## [PROBLEM DETAILS]
Filter the entries and keep only the lines where the string "approx" appears.

Extracted data entries
..........

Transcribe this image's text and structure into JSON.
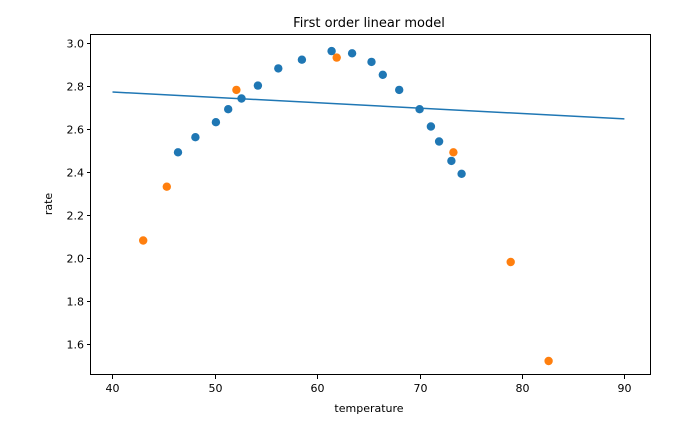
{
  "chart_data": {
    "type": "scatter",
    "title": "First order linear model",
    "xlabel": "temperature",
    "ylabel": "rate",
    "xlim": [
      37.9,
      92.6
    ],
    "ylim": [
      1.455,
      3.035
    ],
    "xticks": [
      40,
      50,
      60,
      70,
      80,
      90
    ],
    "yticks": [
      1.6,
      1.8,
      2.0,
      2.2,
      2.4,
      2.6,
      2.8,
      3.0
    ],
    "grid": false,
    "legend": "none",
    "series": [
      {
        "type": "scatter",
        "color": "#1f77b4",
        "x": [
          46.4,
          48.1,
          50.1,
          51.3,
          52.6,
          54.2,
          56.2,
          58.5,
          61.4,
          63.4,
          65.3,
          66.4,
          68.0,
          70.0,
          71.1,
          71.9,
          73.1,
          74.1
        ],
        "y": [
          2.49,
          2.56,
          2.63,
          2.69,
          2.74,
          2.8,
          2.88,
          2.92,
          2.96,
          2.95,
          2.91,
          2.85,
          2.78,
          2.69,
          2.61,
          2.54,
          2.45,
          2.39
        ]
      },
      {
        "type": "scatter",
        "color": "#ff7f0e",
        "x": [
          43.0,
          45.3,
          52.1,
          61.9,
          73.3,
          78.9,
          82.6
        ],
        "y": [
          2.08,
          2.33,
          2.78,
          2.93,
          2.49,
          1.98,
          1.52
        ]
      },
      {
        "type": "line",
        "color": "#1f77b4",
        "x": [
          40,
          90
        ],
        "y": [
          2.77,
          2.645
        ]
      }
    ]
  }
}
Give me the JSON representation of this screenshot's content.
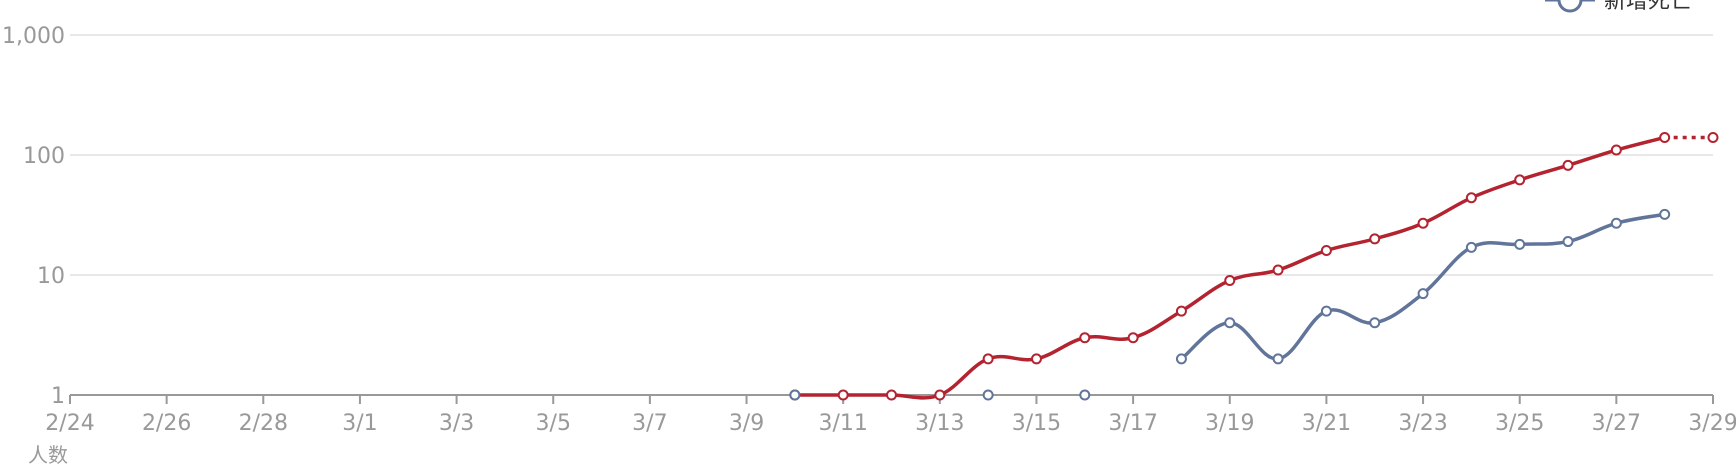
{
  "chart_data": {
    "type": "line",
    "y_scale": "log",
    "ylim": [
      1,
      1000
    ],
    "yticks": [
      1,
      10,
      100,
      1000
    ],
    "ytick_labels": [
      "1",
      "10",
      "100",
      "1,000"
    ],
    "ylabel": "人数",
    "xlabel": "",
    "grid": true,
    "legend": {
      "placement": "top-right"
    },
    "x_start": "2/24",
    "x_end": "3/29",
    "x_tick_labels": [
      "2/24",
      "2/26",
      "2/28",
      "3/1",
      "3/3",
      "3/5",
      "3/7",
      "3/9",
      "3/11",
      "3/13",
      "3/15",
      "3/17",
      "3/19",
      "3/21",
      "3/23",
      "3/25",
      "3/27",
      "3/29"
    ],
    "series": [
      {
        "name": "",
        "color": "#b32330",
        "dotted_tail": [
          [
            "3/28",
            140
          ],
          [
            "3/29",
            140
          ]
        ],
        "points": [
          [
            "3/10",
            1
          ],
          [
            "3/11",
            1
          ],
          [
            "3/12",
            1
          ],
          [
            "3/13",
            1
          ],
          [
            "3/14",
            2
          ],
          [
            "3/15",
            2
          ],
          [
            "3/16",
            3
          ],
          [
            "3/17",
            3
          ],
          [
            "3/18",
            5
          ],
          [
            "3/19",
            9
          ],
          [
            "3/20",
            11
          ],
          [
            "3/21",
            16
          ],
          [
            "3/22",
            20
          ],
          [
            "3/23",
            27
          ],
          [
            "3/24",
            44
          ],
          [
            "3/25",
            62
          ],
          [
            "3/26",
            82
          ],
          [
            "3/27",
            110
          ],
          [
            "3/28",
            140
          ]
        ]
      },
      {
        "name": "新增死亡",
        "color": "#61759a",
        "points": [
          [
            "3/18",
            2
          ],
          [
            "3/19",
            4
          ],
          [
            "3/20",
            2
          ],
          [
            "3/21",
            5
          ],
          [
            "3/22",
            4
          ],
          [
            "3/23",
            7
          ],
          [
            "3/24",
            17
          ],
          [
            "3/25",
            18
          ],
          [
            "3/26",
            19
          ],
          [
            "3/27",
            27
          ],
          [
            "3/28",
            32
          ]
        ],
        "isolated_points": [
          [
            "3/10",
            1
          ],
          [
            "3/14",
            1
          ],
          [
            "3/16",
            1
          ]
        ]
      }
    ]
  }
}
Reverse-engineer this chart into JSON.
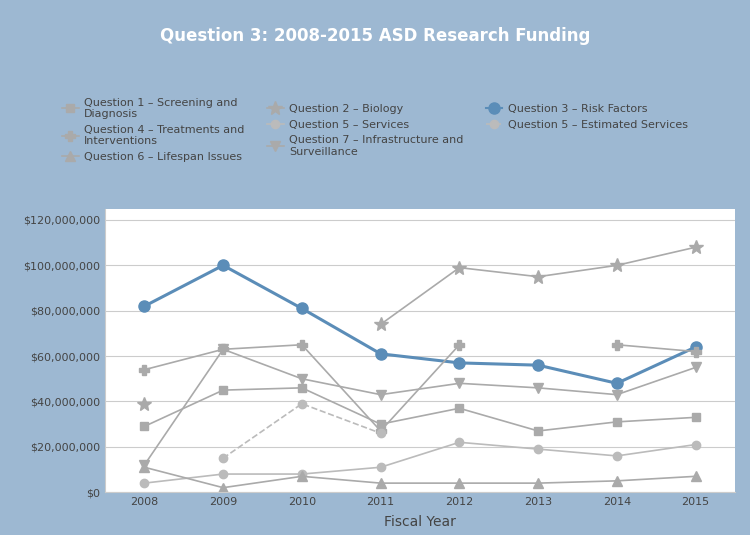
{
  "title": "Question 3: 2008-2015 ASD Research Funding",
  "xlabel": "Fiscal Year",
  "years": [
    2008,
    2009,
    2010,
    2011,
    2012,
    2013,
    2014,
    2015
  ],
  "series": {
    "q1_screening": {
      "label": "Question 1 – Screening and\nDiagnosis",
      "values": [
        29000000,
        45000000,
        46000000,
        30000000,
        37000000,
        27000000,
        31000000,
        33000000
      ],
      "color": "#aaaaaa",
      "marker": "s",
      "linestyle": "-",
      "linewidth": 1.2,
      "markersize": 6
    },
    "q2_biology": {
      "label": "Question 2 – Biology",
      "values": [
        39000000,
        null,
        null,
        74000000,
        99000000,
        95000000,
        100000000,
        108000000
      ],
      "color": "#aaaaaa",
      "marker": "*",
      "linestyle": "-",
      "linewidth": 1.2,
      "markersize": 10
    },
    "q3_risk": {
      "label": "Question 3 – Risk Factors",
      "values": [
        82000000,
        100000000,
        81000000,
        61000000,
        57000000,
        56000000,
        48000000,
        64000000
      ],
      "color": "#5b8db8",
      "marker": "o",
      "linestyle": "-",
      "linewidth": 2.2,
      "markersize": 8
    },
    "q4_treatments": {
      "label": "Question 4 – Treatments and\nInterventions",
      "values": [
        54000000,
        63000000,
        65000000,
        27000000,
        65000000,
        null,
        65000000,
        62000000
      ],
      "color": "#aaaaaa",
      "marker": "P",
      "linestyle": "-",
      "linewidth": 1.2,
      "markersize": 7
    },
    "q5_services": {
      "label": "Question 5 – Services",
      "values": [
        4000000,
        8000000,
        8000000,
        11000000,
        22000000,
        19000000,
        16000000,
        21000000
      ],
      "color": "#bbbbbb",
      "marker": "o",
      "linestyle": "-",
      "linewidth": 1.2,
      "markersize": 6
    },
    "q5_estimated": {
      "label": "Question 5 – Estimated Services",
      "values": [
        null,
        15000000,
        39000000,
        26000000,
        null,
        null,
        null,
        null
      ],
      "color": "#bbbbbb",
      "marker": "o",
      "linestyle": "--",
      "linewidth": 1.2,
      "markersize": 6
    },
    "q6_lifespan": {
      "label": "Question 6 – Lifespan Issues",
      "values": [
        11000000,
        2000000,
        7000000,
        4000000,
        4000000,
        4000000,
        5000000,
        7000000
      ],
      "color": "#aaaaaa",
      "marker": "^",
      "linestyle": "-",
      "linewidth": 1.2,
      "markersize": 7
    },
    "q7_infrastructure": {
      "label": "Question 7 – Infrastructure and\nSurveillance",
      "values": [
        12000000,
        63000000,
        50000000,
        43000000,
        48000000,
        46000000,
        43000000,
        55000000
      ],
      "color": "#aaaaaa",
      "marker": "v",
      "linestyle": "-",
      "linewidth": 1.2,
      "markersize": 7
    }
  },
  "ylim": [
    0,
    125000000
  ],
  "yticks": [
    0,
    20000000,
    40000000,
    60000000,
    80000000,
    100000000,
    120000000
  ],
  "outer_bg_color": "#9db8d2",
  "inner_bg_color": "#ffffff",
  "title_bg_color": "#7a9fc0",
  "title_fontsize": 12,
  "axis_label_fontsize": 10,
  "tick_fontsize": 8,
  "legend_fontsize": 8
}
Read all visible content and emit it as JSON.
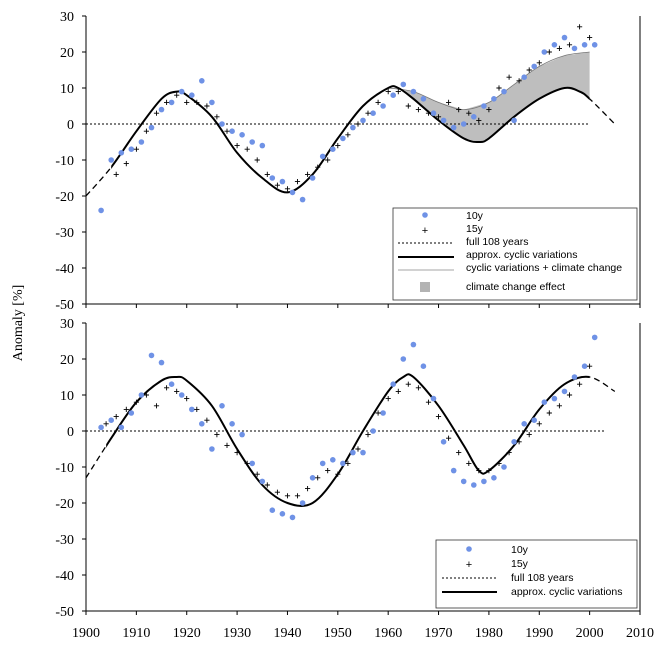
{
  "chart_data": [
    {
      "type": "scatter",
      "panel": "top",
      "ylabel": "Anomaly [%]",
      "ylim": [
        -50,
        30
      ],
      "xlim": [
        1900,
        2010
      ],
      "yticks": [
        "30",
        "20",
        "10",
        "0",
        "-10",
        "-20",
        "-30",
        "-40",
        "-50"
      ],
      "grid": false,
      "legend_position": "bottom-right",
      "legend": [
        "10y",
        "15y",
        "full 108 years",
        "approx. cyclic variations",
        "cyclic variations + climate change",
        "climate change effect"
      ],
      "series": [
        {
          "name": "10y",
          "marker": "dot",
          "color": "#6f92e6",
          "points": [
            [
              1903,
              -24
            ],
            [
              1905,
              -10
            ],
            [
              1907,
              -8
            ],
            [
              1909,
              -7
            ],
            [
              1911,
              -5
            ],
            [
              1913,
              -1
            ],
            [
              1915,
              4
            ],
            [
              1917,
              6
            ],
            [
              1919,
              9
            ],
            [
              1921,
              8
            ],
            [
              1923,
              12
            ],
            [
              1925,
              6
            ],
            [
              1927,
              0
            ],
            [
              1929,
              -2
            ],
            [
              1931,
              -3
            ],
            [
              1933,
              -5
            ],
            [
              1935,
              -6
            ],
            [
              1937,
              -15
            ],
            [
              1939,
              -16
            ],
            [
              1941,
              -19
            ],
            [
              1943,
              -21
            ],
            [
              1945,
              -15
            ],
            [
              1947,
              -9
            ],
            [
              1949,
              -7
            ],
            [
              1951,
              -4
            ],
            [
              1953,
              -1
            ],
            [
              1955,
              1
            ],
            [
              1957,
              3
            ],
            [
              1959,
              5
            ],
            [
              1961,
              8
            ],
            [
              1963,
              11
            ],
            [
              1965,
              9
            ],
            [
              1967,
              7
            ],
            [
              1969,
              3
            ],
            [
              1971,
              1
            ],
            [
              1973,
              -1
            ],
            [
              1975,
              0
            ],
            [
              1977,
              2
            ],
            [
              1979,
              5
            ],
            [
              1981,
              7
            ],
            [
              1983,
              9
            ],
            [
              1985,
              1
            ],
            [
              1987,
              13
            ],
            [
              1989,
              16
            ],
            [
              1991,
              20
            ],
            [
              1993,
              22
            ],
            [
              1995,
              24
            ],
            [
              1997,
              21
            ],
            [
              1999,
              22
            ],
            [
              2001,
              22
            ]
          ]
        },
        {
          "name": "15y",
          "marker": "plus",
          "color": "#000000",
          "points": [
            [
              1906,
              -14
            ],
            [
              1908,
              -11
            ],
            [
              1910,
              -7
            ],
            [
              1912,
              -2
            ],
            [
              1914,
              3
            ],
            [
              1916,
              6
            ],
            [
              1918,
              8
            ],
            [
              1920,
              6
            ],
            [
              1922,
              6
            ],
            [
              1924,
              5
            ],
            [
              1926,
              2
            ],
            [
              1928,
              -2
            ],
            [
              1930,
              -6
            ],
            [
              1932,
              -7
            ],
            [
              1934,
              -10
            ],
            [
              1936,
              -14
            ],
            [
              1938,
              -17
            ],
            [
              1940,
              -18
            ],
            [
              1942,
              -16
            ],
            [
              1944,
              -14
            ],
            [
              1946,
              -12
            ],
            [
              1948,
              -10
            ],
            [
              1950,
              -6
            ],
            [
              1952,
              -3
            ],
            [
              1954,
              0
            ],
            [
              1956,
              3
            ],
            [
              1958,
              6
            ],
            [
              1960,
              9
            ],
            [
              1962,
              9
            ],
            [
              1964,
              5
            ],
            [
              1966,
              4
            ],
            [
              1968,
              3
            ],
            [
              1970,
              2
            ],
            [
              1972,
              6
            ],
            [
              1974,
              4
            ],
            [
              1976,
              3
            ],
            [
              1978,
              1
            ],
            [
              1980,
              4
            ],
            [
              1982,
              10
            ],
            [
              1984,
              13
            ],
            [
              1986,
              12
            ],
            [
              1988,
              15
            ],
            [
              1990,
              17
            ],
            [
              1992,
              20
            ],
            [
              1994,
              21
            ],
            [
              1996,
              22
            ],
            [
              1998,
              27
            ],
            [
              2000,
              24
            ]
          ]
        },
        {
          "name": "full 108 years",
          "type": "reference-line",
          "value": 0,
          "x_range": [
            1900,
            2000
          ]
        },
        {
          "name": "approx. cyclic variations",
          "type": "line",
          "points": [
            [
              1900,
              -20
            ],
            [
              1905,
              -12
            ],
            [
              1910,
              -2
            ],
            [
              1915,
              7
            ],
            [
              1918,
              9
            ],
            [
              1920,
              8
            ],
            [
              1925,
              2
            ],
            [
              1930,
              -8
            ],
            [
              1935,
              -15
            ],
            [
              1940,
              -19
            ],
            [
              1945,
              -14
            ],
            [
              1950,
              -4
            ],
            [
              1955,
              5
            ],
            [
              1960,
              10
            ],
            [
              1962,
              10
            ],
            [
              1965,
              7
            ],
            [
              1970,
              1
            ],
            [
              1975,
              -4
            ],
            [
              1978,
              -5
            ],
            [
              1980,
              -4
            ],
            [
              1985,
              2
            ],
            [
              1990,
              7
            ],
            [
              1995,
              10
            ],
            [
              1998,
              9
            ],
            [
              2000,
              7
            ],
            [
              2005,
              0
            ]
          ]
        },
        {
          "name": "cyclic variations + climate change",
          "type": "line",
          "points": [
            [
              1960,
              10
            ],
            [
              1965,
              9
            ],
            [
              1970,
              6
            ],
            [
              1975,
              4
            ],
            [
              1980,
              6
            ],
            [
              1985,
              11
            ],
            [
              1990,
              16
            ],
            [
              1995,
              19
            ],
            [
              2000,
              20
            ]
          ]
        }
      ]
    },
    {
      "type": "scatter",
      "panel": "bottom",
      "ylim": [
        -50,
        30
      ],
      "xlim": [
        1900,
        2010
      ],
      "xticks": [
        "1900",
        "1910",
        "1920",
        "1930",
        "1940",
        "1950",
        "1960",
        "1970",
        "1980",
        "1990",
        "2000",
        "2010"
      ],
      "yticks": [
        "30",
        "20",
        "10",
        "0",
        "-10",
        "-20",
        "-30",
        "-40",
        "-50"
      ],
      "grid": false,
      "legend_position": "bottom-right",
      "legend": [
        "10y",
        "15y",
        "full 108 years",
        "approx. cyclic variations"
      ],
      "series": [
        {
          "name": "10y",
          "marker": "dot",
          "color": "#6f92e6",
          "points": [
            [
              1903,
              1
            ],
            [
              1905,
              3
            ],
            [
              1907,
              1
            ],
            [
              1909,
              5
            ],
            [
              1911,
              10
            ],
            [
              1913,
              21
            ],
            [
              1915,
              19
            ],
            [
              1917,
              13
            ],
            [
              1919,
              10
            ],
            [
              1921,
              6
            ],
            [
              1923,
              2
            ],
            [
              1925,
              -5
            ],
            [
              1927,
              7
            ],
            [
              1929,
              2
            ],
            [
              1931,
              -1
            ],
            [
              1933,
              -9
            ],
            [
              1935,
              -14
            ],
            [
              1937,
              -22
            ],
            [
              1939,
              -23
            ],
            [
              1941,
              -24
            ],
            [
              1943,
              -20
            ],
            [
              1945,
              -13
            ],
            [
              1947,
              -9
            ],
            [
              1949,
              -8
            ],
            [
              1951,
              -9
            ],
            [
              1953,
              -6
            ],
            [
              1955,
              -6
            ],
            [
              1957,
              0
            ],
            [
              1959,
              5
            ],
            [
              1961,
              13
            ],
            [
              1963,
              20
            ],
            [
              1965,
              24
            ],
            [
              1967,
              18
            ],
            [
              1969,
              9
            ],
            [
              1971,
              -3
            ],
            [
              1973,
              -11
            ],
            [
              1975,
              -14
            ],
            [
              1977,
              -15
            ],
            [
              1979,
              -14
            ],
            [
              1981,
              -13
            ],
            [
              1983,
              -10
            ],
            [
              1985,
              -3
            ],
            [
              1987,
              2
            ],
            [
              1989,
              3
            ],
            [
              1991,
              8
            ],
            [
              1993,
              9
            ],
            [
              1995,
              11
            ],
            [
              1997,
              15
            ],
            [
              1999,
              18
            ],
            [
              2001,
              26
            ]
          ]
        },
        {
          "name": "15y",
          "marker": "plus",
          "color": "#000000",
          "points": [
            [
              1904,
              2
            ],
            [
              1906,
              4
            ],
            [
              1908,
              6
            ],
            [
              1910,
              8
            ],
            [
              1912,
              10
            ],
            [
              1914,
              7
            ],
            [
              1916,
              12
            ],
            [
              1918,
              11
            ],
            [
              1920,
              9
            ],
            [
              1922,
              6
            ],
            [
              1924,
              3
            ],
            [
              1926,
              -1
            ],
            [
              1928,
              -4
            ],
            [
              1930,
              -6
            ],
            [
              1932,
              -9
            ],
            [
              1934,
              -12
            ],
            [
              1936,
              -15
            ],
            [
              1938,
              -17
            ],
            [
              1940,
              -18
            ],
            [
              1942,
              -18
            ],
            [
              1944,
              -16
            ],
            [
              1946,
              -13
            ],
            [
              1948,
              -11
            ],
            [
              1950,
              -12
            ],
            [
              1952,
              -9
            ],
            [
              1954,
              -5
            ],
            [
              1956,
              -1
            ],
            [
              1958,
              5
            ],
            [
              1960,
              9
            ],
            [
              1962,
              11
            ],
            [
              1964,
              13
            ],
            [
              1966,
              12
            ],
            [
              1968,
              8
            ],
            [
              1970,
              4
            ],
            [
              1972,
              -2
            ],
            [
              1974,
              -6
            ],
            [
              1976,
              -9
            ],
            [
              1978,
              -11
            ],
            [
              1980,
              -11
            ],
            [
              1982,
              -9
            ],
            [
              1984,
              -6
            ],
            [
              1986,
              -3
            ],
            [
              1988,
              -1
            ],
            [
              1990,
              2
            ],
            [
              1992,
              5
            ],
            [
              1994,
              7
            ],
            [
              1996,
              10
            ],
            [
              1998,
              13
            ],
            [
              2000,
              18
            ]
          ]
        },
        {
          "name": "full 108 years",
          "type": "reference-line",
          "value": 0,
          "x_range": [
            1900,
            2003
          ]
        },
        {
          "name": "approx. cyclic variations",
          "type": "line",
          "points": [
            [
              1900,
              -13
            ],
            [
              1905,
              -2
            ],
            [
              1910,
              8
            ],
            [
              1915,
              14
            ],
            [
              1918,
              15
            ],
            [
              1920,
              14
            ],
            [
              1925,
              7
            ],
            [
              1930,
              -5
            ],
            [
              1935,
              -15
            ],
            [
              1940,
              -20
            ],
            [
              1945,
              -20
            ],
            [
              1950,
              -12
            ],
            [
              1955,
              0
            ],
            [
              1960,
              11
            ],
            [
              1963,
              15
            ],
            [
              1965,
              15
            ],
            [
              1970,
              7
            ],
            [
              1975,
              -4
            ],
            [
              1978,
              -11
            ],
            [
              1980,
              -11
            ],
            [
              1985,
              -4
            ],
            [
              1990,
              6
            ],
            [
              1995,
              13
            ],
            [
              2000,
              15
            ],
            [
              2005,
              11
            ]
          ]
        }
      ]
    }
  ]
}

..........

## [COMPLETE ANSWER]
        "approx. cyclic variations",
          "name": "approx. cyclic variations",
        "approx. cyclic variations"
          "name": "approx. cyclic variations",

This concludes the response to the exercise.